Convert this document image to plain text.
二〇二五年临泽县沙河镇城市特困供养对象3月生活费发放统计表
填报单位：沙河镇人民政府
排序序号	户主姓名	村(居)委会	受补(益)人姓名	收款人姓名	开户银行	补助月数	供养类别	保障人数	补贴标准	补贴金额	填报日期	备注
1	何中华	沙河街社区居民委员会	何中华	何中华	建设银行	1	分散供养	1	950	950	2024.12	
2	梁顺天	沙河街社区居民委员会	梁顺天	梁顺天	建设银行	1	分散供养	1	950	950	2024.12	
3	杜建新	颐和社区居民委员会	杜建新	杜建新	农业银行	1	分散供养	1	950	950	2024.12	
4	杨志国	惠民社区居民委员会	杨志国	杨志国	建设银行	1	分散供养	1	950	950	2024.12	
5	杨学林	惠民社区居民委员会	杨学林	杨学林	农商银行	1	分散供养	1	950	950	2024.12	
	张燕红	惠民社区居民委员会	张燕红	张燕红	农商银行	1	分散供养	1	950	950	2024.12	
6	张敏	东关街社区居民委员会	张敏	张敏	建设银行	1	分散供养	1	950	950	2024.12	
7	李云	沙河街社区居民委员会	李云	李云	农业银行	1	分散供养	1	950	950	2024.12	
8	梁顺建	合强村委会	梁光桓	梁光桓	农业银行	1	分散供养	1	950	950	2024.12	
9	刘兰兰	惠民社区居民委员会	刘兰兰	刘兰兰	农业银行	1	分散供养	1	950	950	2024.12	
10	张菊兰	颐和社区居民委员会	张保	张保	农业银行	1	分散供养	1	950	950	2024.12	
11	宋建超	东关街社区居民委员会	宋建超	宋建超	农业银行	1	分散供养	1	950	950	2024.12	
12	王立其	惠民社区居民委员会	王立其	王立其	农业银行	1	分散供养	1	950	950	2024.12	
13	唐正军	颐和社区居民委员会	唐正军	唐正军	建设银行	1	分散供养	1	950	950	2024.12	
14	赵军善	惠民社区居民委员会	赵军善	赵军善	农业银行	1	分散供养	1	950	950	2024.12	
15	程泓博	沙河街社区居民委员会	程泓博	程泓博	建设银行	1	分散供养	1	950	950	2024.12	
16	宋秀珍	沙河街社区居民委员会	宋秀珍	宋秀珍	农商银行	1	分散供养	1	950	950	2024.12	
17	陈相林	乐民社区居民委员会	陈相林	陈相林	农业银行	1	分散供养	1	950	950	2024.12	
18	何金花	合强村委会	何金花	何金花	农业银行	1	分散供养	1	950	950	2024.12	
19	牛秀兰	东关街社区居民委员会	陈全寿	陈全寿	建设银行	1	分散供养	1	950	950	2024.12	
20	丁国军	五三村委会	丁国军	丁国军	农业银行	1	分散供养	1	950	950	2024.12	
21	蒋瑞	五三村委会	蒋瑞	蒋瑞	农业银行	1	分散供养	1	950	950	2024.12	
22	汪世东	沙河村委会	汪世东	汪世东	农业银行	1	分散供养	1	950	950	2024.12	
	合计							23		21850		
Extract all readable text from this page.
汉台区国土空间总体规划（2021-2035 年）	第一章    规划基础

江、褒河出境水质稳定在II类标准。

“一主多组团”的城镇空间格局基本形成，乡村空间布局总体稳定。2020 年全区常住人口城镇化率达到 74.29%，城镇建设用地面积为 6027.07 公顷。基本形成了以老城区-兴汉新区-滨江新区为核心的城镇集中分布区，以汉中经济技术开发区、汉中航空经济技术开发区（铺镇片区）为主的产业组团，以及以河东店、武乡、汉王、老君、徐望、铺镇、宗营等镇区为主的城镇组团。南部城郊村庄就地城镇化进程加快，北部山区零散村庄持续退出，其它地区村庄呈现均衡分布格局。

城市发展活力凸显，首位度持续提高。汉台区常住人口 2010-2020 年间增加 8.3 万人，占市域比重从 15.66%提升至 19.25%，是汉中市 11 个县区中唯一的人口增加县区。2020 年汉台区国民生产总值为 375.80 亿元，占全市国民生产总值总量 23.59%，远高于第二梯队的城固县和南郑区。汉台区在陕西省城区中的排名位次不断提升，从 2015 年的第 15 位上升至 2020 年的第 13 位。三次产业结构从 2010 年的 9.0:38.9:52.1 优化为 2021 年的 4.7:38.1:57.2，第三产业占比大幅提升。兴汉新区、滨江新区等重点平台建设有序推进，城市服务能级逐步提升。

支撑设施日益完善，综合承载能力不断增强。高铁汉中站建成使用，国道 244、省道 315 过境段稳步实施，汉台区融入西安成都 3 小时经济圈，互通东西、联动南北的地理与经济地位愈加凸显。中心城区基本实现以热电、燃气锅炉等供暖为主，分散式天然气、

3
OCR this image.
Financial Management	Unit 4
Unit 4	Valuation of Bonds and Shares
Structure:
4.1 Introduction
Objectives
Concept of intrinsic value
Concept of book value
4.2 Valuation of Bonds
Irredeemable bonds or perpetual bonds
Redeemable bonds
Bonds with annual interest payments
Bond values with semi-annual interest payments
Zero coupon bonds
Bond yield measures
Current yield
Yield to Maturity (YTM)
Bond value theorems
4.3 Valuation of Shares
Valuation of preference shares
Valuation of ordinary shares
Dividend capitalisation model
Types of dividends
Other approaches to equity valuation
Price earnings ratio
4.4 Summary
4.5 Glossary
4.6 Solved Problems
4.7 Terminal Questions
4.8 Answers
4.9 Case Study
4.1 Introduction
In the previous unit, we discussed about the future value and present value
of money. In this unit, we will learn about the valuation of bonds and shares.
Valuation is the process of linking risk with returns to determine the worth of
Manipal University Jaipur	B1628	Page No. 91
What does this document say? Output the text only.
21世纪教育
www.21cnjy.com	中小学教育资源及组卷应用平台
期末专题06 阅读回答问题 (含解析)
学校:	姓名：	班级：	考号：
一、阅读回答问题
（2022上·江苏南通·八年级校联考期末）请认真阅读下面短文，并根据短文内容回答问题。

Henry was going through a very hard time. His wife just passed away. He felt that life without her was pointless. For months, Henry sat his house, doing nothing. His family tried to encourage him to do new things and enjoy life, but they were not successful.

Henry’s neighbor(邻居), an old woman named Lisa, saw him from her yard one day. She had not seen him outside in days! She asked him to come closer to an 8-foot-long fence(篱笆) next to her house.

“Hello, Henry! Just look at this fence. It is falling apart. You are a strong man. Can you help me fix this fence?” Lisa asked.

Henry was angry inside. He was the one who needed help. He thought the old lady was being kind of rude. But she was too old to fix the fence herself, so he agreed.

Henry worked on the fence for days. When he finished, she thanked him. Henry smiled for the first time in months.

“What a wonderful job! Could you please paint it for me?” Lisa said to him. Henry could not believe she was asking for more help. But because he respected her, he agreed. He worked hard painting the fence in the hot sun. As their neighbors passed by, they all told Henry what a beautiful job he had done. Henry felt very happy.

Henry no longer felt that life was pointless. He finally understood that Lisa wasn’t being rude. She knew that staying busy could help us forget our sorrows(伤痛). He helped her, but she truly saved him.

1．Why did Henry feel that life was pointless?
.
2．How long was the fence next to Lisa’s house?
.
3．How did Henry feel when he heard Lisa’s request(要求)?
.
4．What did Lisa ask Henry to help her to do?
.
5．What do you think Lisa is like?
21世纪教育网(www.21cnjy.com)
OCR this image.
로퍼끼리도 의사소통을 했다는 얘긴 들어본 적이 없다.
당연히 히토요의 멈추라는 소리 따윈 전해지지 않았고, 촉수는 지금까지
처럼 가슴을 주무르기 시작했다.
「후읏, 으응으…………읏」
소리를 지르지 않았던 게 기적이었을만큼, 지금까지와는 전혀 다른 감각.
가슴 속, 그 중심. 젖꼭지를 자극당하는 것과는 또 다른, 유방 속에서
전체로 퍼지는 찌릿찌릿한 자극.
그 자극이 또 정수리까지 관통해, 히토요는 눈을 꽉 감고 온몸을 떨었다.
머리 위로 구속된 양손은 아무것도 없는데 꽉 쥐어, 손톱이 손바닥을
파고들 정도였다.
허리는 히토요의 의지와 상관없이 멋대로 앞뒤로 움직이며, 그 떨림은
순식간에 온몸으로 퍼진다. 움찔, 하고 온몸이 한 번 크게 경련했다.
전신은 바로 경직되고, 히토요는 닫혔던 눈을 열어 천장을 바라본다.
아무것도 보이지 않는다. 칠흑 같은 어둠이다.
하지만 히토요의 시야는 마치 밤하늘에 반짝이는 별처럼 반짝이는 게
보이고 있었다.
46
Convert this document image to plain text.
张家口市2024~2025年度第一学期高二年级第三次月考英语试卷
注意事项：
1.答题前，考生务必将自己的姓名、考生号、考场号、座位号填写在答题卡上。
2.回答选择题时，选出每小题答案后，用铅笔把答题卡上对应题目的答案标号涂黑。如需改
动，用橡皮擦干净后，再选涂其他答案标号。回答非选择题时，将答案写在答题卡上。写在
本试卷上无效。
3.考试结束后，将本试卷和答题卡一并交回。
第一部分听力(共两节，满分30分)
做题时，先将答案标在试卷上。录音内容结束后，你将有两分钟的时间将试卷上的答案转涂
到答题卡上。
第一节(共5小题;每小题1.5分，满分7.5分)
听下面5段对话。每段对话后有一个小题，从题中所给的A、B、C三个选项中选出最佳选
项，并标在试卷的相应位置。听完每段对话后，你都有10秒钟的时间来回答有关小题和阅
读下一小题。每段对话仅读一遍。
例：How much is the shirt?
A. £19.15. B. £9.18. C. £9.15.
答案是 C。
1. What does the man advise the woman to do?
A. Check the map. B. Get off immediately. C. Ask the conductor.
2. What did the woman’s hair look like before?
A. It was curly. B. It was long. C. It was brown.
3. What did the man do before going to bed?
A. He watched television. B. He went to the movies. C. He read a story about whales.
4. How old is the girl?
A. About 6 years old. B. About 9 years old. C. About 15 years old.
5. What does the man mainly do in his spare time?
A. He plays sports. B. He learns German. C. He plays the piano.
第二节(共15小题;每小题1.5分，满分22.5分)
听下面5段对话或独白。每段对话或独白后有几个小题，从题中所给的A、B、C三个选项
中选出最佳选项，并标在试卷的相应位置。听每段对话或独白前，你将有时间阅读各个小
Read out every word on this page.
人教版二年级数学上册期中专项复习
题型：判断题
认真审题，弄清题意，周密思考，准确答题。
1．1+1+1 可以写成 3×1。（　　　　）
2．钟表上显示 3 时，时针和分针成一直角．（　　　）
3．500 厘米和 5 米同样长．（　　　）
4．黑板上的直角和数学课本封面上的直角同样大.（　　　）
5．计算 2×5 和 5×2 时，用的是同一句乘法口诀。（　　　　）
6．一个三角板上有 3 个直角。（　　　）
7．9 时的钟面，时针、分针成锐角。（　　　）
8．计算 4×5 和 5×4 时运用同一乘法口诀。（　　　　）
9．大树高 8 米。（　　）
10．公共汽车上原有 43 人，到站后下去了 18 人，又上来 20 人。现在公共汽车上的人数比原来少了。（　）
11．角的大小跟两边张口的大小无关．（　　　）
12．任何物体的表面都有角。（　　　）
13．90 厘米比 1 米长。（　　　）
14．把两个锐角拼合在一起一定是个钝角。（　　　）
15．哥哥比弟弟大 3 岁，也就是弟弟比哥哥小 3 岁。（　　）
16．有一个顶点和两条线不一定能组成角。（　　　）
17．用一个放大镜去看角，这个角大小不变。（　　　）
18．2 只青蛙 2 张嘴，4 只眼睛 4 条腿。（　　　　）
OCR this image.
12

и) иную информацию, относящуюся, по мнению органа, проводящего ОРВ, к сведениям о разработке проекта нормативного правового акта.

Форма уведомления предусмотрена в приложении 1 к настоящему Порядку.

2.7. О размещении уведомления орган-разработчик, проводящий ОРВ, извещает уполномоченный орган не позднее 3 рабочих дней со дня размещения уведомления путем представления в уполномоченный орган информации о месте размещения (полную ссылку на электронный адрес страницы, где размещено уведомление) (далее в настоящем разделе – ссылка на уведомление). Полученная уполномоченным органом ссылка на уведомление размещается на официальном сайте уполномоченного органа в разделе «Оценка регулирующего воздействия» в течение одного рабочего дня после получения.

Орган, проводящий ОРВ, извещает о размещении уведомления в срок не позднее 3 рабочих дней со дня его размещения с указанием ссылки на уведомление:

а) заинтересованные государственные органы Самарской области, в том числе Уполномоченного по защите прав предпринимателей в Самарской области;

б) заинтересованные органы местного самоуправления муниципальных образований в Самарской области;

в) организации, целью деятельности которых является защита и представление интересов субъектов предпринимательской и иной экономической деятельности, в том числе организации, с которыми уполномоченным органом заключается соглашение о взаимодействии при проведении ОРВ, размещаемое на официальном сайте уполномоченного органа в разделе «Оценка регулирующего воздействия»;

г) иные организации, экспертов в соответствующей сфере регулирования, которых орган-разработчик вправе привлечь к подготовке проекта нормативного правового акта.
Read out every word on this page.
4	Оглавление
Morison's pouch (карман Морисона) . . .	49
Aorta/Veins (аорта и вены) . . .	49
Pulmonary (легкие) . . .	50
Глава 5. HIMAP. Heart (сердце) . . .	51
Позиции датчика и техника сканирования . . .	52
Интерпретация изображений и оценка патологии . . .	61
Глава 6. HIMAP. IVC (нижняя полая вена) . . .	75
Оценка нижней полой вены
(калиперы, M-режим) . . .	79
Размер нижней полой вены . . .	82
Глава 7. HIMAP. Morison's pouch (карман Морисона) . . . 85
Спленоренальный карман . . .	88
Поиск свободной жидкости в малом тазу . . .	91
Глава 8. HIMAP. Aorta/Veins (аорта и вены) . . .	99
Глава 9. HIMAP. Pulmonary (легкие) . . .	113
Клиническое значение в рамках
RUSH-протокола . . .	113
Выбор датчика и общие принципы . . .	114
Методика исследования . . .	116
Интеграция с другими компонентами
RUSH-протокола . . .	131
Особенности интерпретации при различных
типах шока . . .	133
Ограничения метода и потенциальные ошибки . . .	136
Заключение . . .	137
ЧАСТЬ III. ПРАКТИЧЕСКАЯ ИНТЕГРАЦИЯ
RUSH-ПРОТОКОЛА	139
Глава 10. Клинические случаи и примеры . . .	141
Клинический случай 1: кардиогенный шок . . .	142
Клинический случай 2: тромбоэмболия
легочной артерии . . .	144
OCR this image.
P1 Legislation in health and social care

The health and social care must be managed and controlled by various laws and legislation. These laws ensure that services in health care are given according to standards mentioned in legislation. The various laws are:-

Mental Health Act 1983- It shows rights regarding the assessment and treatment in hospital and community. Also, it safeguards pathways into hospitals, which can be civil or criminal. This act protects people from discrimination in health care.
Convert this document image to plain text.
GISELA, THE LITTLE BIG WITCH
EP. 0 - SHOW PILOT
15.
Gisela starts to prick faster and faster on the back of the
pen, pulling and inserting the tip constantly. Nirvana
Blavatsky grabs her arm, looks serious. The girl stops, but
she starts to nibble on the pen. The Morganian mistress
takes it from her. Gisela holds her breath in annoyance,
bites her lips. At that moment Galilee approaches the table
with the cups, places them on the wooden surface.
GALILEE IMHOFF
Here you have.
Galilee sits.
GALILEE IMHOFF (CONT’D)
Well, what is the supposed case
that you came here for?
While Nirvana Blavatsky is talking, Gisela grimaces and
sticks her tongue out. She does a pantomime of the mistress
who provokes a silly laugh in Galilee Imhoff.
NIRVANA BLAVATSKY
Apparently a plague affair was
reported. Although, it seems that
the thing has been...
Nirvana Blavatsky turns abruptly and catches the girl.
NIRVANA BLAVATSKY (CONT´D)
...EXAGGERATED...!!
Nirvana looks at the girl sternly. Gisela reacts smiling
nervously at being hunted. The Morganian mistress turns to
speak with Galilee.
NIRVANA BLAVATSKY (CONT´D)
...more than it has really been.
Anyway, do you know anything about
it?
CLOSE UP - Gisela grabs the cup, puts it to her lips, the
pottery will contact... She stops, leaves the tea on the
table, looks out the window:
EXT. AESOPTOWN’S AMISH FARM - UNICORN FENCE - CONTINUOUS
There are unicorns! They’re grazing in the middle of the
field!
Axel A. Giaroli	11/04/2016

> **Given task**: Show every line where the string "числе" appears.

> **Answer to the task**:
а) заинтересованные государственные органы Самарской области, в том числе Уполномоченного по защите прав предпринимателей в Самарской области;
в) организации, целью деятельности которых является защита и представление интересов субъектов предпринимательской и иной экономической деятельности, в том числе организации, с которыми уполномоченным органом заключается соглашение о взаимодействии при проведении ОРВ, размещаемое на официальном сайте уполномоченного органа в разделе «Оценка регулирующего воздействия»;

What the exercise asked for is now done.